Dataset rows about figures:

--- Begin ---

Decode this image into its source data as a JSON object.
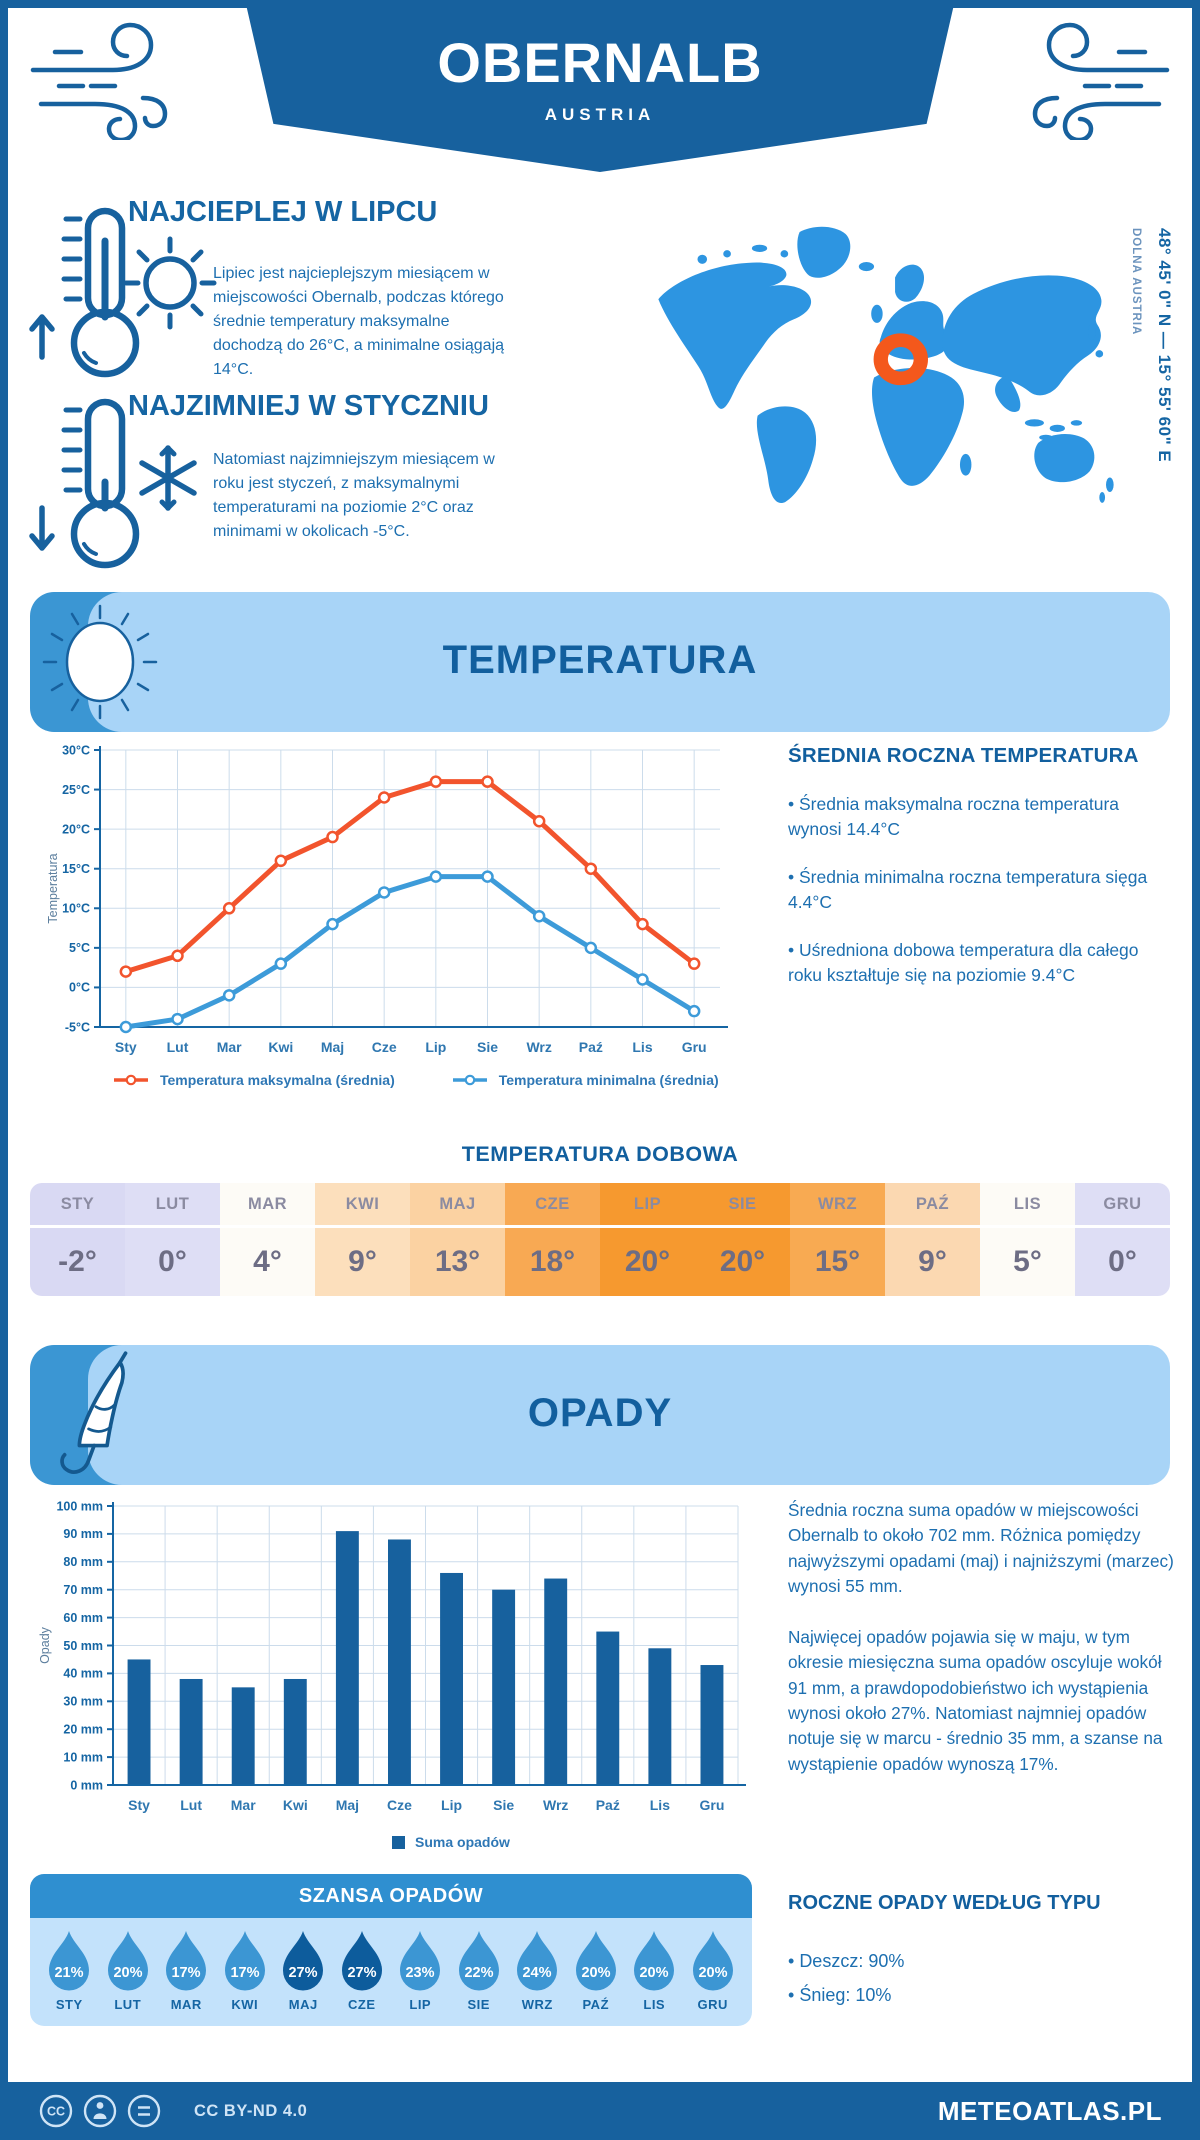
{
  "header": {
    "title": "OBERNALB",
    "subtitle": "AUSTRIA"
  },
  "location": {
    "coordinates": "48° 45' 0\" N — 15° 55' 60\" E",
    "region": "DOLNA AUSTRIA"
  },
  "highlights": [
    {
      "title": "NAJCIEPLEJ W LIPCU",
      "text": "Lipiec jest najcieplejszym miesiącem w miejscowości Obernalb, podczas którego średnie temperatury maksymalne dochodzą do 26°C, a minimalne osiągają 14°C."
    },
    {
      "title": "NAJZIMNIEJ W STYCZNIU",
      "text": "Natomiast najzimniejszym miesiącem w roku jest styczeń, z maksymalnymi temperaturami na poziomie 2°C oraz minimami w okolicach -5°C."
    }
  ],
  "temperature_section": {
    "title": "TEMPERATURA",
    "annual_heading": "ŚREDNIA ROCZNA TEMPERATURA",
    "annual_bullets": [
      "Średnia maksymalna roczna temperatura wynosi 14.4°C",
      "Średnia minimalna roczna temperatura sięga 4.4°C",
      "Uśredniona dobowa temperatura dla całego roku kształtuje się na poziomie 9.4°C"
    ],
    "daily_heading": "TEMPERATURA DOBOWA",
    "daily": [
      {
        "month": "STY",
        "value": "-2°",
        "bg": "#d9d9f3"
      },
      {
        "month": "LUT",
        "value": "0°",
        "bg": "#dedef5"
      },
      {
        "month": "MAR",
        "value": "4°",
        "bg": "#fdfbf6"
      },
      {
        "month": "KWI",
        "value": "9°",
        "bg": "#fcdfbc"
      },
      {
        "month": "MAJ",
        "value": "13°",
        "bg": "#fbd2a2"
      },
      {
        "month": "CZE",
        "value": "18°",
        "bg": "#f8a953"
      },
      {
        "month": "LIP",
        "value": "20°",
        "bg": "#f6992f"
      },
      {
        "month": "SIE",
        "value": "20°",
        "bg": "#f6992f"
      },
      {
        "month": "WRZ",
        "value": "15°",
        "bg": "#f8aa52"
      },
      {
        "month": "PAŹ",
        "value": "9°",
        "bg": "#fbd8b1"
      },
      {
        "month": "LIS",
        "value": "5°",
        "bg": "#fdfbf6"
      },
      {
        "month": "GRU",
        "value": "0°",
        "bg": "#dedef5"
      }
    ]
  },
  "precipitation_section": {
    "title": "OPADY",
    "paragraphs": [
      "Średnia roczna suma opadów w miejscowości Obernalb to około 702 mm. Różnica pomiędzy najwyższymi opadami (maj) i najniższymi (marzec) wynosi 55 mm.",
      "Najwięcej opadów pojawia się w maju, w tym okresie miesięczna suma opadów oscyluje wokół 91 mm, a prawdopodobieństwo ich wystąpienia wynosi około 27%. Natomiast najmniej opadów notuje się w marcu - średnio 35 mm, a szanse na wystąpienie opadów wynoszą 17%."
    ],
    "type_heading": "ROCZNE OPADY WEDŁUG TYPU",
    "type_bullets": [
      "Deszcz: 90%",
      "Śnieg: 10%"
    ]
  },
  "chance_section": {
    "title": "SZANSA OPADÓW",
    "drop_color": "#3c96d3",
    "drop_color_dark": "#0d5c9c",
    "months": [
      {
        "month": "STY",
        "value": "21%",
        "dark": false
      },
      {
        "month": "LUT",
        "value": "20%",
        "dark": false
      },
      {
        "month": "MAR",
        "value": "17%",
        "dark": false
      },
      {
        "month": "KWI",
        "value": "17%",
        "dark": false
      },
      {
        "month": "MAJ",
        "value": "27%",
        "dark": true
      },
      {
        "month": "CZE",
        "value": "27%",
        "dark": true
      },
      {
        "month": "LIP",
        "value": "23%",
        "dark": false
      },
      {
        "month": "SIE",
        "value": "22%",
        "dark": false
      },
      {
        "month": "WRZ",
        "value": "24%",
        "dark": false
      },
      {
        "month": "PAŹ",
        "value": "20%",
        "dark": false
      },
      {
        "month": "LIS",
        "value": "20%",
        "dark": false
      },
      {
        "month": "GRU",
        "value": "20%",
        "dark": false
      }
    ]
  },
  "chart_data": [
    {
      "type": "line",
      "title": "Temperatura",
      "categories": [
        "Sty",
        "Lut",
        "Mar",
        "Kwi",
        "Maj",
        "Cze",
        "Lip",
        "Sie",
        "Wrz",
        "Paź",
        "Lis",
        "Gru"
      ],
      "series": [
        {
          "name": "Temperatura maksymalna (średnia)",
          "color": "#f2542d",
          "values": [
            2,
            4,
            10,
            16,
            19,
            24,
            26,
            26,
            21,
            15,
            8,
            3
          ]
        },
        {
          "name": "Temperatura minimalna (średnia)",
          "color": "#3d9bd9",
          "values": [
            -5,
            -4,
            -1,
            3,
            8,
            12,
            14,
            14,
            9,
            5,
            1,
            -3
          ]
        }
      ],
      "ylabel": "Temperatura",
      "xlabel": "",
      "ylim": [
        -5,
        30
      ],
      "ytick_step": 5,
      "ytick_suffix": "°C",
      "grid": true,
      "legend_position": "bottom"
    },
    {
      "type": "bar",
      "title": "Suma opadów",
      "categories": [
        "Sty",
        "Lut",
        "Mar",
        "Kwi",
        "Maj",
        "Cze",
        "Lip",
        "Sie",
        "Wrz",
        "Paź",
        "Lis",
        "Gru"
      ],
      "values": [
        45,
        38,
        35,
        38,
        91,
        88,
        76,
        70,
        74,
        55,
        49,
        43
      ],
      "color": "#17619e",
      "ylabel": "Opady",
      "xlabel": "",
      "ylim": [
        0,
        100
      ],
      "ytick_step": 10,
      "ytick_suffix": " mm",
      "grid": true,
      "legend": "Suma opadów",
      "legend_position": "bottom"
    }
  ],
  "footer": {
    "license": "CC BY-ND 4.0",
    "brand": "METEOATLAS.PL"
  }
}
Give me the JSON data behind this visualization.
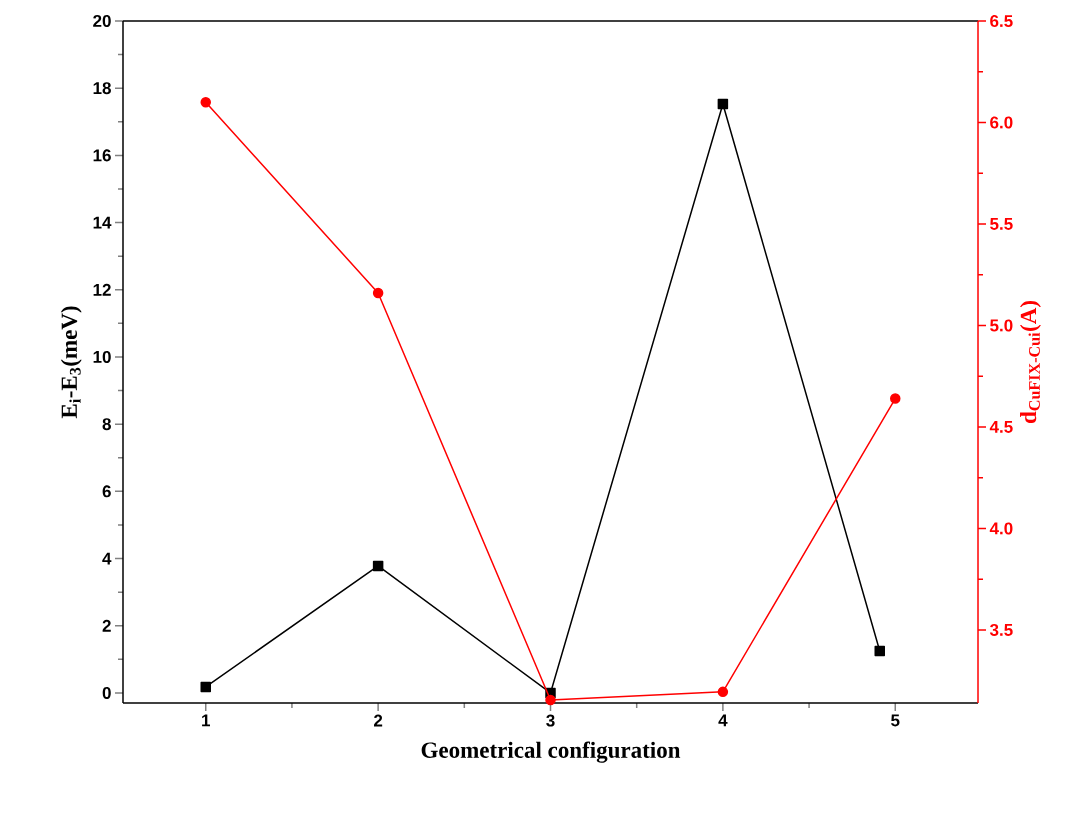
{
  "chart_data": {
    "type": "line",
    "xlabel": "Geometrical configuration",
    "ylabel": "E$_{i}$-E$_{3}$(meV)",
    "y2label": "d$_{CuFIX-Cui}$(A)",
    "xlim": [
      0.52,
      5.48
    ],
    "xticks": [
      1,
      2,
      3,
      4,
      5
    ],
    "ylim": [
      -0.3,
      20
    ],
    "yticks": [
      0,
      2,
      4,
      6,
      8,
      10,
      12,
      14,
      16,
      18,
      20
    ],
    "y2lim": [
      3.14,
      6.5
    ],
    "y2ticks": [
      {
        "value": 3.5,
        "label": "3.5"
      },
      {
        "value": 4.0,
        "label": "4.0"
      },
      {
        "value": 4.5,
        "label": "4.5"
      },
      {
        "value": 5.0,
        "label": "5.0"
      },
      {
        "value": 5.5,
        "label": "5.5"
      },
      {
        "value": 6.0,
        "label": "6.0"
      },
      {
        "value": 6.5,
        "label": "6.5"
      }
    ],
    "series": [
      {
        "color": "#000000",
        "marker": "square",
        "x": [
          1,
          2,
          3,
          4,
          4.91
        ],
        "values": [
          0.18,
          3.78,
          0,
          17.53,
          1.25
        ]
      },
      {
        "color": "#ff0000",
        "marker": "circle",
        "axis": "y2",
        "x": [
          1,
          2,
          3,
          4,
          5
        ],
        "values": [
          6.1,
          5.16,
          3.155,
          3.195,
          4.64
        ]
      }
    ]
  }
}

--- End ---

> _Directions for this task_
Reproduce the whole listing word for word, setting aside any pictures.

> _Full solution_
Decode this image into its source data as a JSON object.
{
  "header": {
    "title": "OBERNALB",
    "subtitle": "AUSTRIA"
  },
  "location": {
    "coordinates": "48° 45' 0\" N — 15° 55' 60\" E",
    "region": "DOLNA AUSTRIA"
  },
  "highlights": [
    {
      "title": "NAJCIEPLEJ W LIPCU",
      "text": "Lipiec jest najcieplejszym miesiącem w miejscowości Obernalb, podczas którego średnie temperatury maksymalne dochodzą do 26°C, a minimalne osiągają 14°C."
    },
    {
      "title": "NAJZIMNIEJ W STYCZNIU",
      "text": "Natomiast najzimniejszym miesiącem w roku jest styczeń, z maksymalnymi temperaturami na poziomie 2°C oraz minimami w okolicach -5°C."
    }
  ],
  "temperature_section": {
    "title": "TEMPERATURA",
    "annual_heading": "ŚREDNIA ROCZNA TEMPERATURA",
    "annual_bullets": [
      "Średnia maksymalna roczna temperatura wynosi 14.4°C",
      "Średnia minimalna roczna temperatura sięga 4.4°C",
      "Uśredniona dobowa temperatura dla całego roku kształtuje się na poziomie 9.4°C"
    ],
    "daily_heading": "TEMPERATURA DOBOWA",
    "daily": [
      {
        "month": "STY",
        "value": "-2°",
        "bg": "#d9d9f3"
      },
      {
        "month": "LUT",
        "value": "0°",
        "bg": "#dedef5"
      },
      {
        "month": "MAR",
        "value": "4°",
        "bg": "#fdfbf6"
      },
      {
        "month": "KWI",
        "value": "9°",
        "bg": "#fcdfbc"
      },
      {
        "month": "MAJ",
        "value": "13°",
        "bg": "#fbd2a2"
      },
      {
        "month": "CZE",
        "value": "18°",
        "bg": "#f8a953"
      },
      {
        "month": "LIP",
        "value": "20°",
        "bg": "#f6992f"
      },
      {
        "month": "SIE",
        "value": "20°",
        "bg": "#f6992f"
      },
      {
        "month": "WRZ",
        "value": "15°",
        "bg": "#f8aa52"
      },
      {
        "month": "PAŹ",
        "value": "9°",
        "bg": "#fbd8b1"
      },
      {
        "month": "LIS",
        "value": "5°",
        "bg": "#fdfbf6"
      },
      {
        "month": "GRU",
        "value": "0°",
        "bg": "#dedef5"
      }
    ]
  },
  "precipitation_section": {
    "title": "OPADY",
    "paragraphs": [
      "Średnia roczna suma opadów w miejscowości Obernalb to około 702 mm. Różnica pomiędzy najwyższymi opadami (maj) i najniższymi (marzec) wynosi 55 mm.",
      "Najwięcej opadów pojawia się w maju, w tym okresie miesięczna suma opadów oscyluje wokół 91 mm, a prawdopodobieństwo ich wystąpienia wynosi około 27%. Natomiast najmniej opadów notuje się w marcu - średnio 35 mm, a szanse na wystąpienie opadów wynoszą 17%."
    ],
    "type_heading": "ROCZNE OPADY WEDŁUG TYPU",
    "type_bullets": [
      "Deszcz: 90%",
      "Śnieg: 10%"
    ]
  },
  "chance_section": {
    "title": "SZANSA OPADÓW",
    "drop_color": "#3c96d3",
    "drop_color_dark": "#0d5c9c",
    "months": [
      {
        "month": "STY",
        "value": "21%",
        "dark": false
      },
      {
        "month": "LUT",
        "value": "20%",
        "dark": false
      },
      {
        "month": "MAR",
        "value": "17%",
        "dark": false
      },
      {
        "month": "KWI",
        "value": "17%",
        "dark": false
      },
      {
        "month": "MAJ",
        "value": "27%",
        "dark": true
      },
      {
        "month": "CZE",
        "value": "27%",
        "dark": true
      },
      {
        "month": "LIP",
        "value": "23%",
        "dark": false
      },
      {
        "month": "SIE",
        "value": "22%",
        "dark": false
      },
      {
        "month": "WRZ",
        "value": "24%",
        "dark": false
      },
      {
        "month": "PAŹ",
        "value": "20%",
        "dark": false
      },
      {
        "month": "LIS",
        "value": "20%",
        "dark": false
      },
      {
        "month": "GRU",
        "value": "20%",
        "dark": false
      }
    ]
  },
  "chart_data": [
    {
      "type": "line",
      "title": "Temperatura",
      "categories": [
        "Sty",
        "Lut",
        "Mar",
        "Kwi",
        "Maj",
        "Cze",
        "Lip",
        "Sie",
        "Wrz",
        "Paź",
        "Lis",
        "Gru"
      ],
      "series": [
        {
          "name": "Temperatura maksymalna (średnia)",
          "color": "#f2542d",
          "values": [
            2,
            4,
            10,
            16,
            19,
            24,
            26,
            26,
            21,
            15,
            8,
            3
          ]
        },
        {
          "name": "Temperatura minimalna (średnia)",
          "color": "#3d9bd9",
          "values": [
            -5,
            -4,
            -1,
            3,
            8,
            12,
            14,
            14,
            9,
            5,
            1,
            -3
          ]
        }
      ],
      "ylabel": "Temperatura",
      "xlabel": "",
      "ylim": [
        -5,
        30
      ],
      "ytick_step": 5,
      "ytick_suffix": "°C",
      "grid": true,
      "legend_position": "bottom"
    },
    {
      "type": "bar",
      "title": "Suma opadów",
      "categories": [
        "Sty",
        "Lut",
        "Mar",
        "Kwi",
        "Maj",
        "Cze",
        "Lip",
        "Sie",
        "Wrz",
        "Paź",
        "Lis",
        "Gru"
      ],
      "values": [
        45,
        38,
        35,
        38,
        91,
        88,
        76,
        70,
        74,
        55,
        49,
        43
      ],
      "color": "#17619e",
      "ylabel": "Opady",
      "xlabel": "",
      "ylim": [
        0,
        100
      ],
      "ytick_step": 10,
      "ytick_suffix": " mm",
      "grid": true,
      "legend": "Suma opadów",
      "legend_position": "bottom"
    }
  ],
  "footer": {
    "license": "CC BY-ND 4.0",
    "brand": "METEOATLAS.PL"
  }
}
Give me the JSON data behind this visualization.
{
  "chart_data": {
    "type": "line",
    "xlabel": "Geometrical configuration",
    "ylabel": "E$_{i}$-E$_{3}$(meV)",
    "y2label": "d$_{CuFIX-Cui}$(A)",
    "xlim": [
      0.52,
      5.48
    ],
    "xticks": [
      1,
      2,
      3,
      4,
      5
    ],
    "ylim": [
      -0.3,
      20
    ],
    "yticks": [
      0,
      2,
      4,
      6,
      8,
      10,
      12,
      14,
      16,
      18,
      20
    ],
    "y2lim": [
      3.14,
      6.5
    ],
    "y2ticks": [
      {
        "value": 3.5,
        "label": "3.5"
      },
      {
        "value": 4.0,
        "label": "4.0"
      },
      {
        "value": 4.5,
        "label": "4.5"
      },
      {
        "value": 5.0,
        "label": "5.0"
      },
      {
        "value": 5.5,
        "label": "5.5"
      },
      {
        "value": 6.0,
        "label": "6.0"
      },
      {
        "value": 6.5,
        "label": "6.5"
      }
    ],
    "series": [
      {
        "color": "#000000",
        "marker": "square",
        "x": [
          1,
          2,
          3,
          4,
          4.91
        ],
        "values": [
          0.18,
          3.78,
          0,
          17.53,
          1.25
        ]
      },
      {
        "color": "#ff0000",
        "marker": "circle",
        "axis": "y2",
        "x": [
          1,
          2,
          3,
          4,
          5
        ],
        "values": [
          6.1,
          5.16,
          3.155,
          3.195,
          4.64
        ]
      }
    ]
  }
}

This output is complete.